__Excerpted passage__
2. The system of claim one, further comprising a user adjustable
voltage control that effects a change in the intersection of the
first wire and the second wire.
3. The system of claim one, wherein the user adjustable voltage
control is an arc voltage control.
4. The system of claim one, wherein the main arc and the filler arc
spatially overlap.
5. The system of claim one, further comprising a first MIG gun
through which the first wire is provided in a first direction, a
second MIG gun through which the second wire is provided in a
second direction at an angle A relative to the first direction,
wherein the first MIG gun and the second MIG gun are mounted on a
gun assembly, and further wherein the gun assembly includes an
adjustment mechanism for adjusting angle A.
6. The system of claim 5, wherein the adjustment mechanism is
responsive to at least one of a user adjustable control, a main arc
feedback signal, a filler arc feedback signal, and an output
feedback signal.
7. The system of claim one, wherein the first wire is a solid
wire.
8. The system of claim 7, wherein the second wire is a solid
wire.
9. The system of claim 7, wherein the second wire is a tubular
wire.
10. The system of claim one, wherein the first wire is a tubular
wire.
11. The system of claim one, wherein the first wire has a first
alloy composition, and the second wire has a second alloy
composition, and wherein the first alloy composition is different
from the second alloy composition.
12. The system of claim one, wherein the first wire has a first
wire size, and the second wire has a second wire size, and wherein
the first wire size is different from the second wire size.
13. The system of claim one, wherein the first source of EP MIG
power is a first source of CV, EP MIG power and the second source
of EN MIG power is a first source of CV, EN MIG power.
14. The system of claim one, wherein the first source of EP MIG
power is a first source of CV, EP MIG power and the second source
of EN MIG power is a second source of CC, EN MIG power.
15. The system of claim one, wherein the first source of EP MIG
power is a first source of CC, EP MIG power and the second source
of EN MIG power is a second source of CV, EN MIG power.

[Labeled box records]
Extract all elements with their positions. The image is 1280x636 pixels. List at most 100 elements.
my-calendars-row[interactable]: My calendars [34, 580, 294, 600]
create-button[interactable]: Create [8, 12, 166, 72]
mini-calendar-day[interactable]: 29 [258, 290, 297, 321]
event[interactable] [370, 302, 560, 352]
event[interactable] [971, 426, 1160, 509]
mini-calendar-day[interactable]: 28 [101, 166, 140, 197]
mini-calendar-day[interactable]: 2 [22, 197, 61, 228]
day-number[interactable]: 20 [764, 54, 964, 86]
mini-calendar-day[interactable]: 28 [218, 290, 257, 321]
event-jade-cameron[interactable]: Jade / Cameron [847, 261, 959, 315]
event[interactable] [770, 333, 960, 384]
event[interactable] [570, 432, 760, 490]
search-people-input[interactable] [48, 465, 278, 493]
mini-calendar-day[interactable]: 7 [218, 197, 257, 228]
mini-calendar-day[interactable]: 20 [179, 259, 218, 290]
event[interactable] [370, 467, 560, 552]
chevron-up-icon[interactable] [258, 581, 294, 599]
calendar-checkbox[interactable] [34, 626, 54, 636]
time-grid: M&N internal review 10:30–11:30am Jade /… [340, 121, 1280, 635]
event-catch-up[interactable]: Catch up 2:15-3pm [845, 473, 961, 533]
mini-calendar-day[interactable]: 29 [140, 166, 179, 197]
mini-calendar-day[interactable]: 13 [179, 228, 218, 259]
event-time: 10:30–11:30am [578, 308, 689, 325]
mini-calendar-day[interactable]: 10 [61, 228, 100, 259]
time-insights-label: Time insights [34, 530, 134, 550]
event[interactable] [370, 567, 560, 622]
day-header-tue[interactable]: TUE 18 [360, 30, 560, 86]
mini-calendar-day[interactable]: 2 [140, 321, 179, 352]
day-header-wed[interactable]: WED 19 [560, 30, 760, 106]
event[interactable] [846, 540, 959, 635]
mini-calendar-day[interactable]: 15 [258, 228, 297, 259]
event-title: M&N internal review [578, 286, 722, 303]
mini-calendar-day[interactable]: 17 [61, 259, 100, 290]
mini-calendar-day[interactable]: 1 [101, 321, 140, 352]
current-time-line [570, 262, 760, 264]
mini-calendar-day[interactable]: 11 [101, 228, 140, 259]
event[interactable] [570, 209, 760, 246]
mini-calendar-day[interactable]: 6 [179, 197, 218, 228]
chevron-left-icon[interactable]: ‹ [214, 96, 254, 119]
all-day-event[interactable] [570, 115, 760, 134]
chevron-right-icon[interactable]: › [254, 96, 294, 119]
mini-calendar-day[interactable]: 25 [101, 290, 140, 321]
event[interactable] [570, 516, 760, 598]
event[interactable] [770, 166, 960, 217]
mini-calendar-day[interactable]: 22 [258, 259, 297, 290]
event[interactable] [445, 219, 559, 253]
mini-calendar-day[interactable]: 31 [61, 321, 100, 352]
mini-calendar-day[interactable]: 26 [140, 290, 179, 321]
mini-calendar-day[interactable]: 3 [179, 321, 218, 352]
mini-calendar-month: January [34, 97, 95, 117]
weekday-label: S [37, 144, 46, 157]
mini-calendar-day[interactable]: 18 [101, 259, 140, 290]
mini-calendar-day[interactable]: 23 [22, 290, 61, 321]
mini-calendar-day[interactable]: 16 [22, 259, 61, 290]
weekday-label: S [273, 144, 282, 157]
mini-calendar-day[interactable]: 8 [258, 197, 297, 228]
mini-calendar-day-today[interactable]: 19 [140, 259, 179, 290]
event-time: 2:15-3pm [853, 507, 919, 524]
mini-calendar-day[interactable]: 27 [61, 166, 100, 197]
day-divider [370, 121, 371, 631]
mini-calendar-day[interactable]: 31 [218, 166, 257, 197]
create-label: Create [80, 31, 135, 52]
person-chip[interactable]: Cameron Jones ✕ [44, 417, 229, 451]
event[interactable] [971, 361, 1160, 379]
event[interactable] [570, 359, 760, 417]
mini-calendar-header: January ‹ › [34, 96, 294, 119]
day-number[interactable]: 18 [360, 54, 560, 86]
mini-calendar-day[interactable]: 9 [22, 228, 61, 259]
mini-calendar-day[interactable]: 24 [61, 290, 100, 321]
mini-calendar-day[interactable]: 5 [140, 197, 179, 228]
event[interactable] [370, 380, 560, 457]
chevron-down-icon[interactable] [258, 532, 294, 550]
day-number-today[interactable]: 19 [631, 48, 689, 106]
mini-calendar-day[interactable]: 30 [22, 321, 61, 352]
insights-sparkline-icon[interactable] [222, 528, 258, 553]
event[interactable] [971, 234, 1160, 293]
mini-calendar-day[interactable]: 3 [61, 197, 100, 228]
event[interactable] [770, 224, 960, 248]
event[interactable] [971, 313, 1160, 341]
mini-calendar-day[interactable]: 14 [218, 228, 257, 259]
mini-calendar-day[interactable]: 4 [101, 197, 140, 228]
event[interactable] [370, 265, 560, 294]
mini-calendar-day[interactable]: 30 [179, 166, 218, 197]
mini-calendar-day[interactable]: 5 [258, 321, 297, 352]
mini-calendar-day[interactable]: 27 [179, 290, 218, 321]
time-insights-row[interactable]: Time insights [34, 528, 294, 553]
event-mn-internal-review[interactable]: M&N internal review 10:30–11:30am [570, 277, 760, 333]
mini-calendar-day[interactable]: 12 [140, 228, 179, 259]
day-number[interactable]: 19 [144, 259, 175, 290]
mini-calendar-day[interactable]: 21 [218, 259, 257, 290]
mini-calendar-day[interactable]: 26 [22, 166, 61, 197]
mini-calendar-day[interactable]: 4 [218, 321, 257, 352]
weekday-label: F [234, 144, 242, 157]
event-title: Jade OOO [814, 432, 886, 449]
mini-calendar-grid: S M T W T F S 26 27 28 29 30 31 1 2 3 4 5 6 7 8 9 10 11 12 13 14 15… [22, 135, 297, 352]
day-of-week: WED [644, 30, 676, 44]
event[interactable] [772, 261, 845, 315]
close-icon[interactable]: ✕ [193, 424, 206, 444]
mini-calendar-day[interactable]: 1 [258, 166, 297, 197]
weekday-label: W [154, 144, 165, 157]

__Task 1__
Answer these questions about the welding claims:
(a) According to claim 3, what kind of control is the user adjustable voltage control?
(b) In claim 4, which two things spatially overlap?
(c) In claim 9, what type of wire is the second wire?
__Task 2__
Print the stretch of the welding claims from "2. The system of claim one, further" through "adjusting angle A.".
These records are separate material and have nothing to do with the welding claims.

__Final result 1__
(a) An arc voltage control.
(b) The main arc and the filler arc.
(c) A tubular wire.

__Final result 2__
2. The system of claim one, further comprising a user adjustable
voltage control that effects a change in the intersection of the
first wire and the second wire.
3. The system of claim one, wherein the user adjustable voltage
control is an arc voltage control.
4. The system of claim one, wherein the main arc and the filler arc
spatially overlap.
5. The system of claim one, further comprising a first MIG gun
through which the first wire is provided in a first direction, a
second MIG gun through which the second wire is provided in a
second direction at an angle A relative to the first direction,
wherein the first MIG gun and the second MIG gun are mounted on a
gun assembly, and further wherein the gun assembly includes an
adjustment mechanism for adjusting angle A.